-- Exercise data start --

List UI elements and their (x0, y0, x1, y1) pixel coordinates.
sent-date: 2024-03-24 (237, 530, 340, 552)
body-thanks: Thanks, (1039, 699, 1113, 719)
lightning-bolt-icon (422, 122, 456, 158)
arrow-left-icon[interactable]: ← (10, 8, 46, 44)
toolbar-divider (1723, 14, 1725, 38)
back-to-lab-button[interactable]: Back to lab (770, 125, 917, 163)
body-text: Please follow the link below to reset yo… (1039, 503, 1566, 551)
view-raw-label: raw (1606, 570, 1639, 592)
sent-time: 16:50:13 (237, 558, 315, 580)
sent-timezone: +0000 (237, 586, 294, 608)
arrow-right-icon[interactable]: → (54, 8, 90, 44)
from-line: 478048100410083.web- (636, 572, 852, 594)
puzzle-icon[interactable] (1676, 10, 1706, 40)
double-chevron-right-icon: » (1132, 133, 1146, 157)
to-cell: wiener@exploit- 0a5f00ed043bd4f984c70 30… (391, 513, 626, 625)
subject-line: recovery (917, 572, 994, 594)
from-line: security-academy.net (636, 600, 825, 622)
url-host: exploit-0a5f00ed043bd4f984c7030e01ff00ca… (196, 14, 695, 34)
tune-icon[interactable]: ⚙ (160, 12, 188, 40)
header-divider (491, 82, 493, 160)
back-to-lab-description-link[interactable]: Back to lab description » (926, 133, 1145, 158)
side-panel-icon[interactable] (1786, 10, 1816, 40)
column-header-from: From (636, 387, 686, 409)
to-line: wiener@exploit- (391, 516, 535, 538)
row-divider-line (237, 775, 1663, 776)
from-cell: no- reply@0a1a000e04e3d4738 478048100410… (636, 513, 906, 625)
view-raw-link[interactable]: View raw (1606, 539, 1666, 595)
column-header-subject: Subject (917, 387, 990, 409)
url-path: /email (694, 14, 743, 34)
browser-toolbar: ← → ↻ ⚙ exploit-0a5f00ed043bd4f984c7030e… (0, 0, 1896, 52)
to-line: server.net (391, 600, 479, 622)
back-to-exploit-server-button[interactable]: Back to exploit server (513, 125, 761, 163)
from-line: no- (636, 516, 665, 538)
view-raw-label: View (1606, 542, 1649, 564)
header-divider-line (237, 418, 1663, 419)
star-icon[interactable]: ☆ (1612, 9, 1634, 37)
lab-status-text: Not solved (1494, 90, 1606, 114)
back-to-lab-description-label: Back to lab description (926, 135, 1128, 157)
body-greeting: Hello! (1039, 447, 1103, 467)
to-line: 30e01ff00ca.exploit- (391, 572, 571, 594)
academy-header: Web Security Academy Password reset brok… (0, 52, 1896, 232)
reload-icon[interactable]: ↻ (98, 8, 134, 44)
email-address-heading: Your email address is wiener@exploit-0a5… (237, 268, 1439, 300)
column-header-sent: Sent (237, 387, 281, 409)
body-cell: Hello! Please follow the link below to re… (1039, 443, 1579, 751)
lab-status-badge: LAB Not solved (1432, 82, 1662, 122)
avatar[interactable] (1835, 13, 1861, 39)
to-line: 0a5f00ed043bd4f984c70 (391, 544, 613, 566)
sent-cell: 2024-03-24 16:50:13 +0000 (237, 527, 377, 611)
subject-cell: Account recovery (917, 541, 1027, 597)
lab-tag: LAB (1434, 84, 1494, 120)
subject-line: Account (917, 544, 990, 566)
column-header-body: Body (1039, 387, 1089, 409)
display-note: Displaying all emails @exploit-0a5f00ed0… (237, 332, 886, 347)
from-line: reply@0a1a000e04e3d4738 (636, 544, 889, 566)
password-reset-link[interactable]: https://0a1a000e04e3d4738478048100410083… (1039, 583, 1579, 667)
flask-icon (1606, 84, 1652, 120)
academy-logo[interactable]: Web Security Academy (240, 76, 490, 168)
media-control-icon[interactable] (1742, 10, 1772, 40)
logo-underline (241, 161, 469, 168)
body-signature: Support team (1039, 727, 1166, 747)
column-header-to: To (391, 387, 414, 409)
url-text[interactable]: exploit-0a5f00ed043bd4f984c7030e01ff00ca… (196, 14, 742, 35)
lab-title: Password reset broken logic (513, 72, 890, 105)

-- Exercise data end --

• [What the task requires]: Copy out every line of all the entries above, with nothing altered.

• [Finished exercise]:
List UI elements and their (x0, y0, x1, y1) pixel coordinates.
sent-date: 2024-03-24 (237, 530, 340, 552)
body-thanks: Thanks, (1039, 699, 1113, 719)
lightning-bolt-icon (422, 122, 456, 158)
arrow-left-icon[interactable]: ← (10, 8, 46, 44)
toolbar-divider (1723, 14, 1725, 38)
back-to-lab-button[interactable]: Back to lab (770, 125, 917, 163)
body-text: Please follow the link below to reset yo… (1039, 503, 1566, 551)
view-raw-label: raw (1606, 570, 1639, 592)
sent-time: 16:50:13 (237, 558, 315, 580)
sent-timezone: +0000 (237, 586, 294, 608)
arrow-right-icon[interactable]: → (54, 8, 90, 44)
from-line: 478048100410083.web- (636, 572, 852, 594)
puzzle-icon[interactable] (1676, 10, 1706, 40)
double-chevron-right-icon: » (1132, 133, 1146, 157)
to-cell: wiener@exploit- 0a5f00ed043bd4f984c70 30… (391, 513, 626, 625)
subject-line: recovery (917, 572, 994, 594)
from-line: security-academy.net (636, 600, 825, 622)
url-host: exploit-0a5f00ed043bd4f984c7030e01ff00ca… (196, 14, 695, 34)
tune-icon[interactable]: ⚙ (160, 12, 188, 40)
header-divider (491, 82, 493, 160)
back-to-lab-description-link[interactable]: Back to lab description » (926, 133, 1145, 158)
side-panel-icon[interactable] (1786, 10, 1816, 40)
column-header-from: From (636, 387, 686, 409)
to-line: wiener@exploit- (391, 516, 535, 538)
row-divider-line (237, 775, 1663, 776)
from-cell: no- reply@0a1a000e04e3d4738 478048100410… (636, 513, 906, 625)
view-raw-link[interactable]: View raw (1606, 539, 1666, 595)
column-header-subject: Subject (917, 387, 990, 409)
url-path: /email (694, 14, 743, 34)
browser-toolbar: ← → ↻ ⚙ exploit-0a5f00ed043bd4f984c7030e… (0, 0, 1896, 52)
to-line: server.net (391, 600, 479, 622)
back-to-exploit-server-button[interactable]: Back to exploit server (513, 125, 761, 163)
from-line: no- (636, 516, 665, 538)
view-raw-label: View (1606, 542, 1649, 564)
header-divider-line (237, 418, 1663, 419)
star-icon[interactable]: ☆ (1612, 9, 1634, 37)
lab-status-text: Not solved (1494, 90, 1606, 114)
back-to-lab-description-label: Back to lab description (926, 135, 1128, 157)
body-greeting: Hello! (1039, 447, 1103, 467)
to-line: 30e01ff00ca.exploit- (391, 572, 571, 594)
academy-header: Web Security Academy Password reset brok… (0, 52, 1896, 232)
reload-icon[interactable]: ↻ (98, 8, 134, 44)
email-address-heading: Your email address is wiener@exploit-0a5… (237, 268, 1439, 300)
column-header-sent: Sent (237, 387, 281, 409)
body-cell: Hello! Please follow the link below to re… (1039, 443, 1579, 751)
lab-status-badge: LAB Not solved (1432, 82, 1662, 122)
avatar[interactable] (1835, 13, 1861, 39)
to-line: 0a5f00ed043bd4f984c70 (391, 544, 613, 566)
sent-cell: 2024-03-24 16:50:13 +0000 (237, 527, 377, 611)
subject-cell: Account recovery (917, 541, 1027, 597)
lab-tag: LAB (1434, 84, 1494, 120)
subject-line: Account (917, 544, 990, 566)
column-header-body: Body (1039, 387, 1089, 409)
display-note: Displaying all emails @exploit-0a5f00ed0… (237, 332, 886, 347)
from-line: reply@0a1a000e04e3d4738 (636, 544, 889, 566)
password-reset-link[interactable]: https://0a1a000e04e3d4738478048100410083… (1039, 583, 1579, 667)
flask-icon (1606, 84, 1652, 120)
academy-logo[interactable]: Web Security Academy (240, 76, 490, 168)
media-control-icon[interactable] (1742, 10, 1772, 40)
logo-underline (241, 161, 469, 168)
body-signature: Support team (1039, 727, 1166, 747)
column-header-to: To (391, 387, 414, 409)
url-text[interactable]: exploit-0a5f00ed043bd4f984c7030e01ff00ca… (196, 14, 742, 35)
lab-title: Password reset broken logic (513, 72, 890, 105)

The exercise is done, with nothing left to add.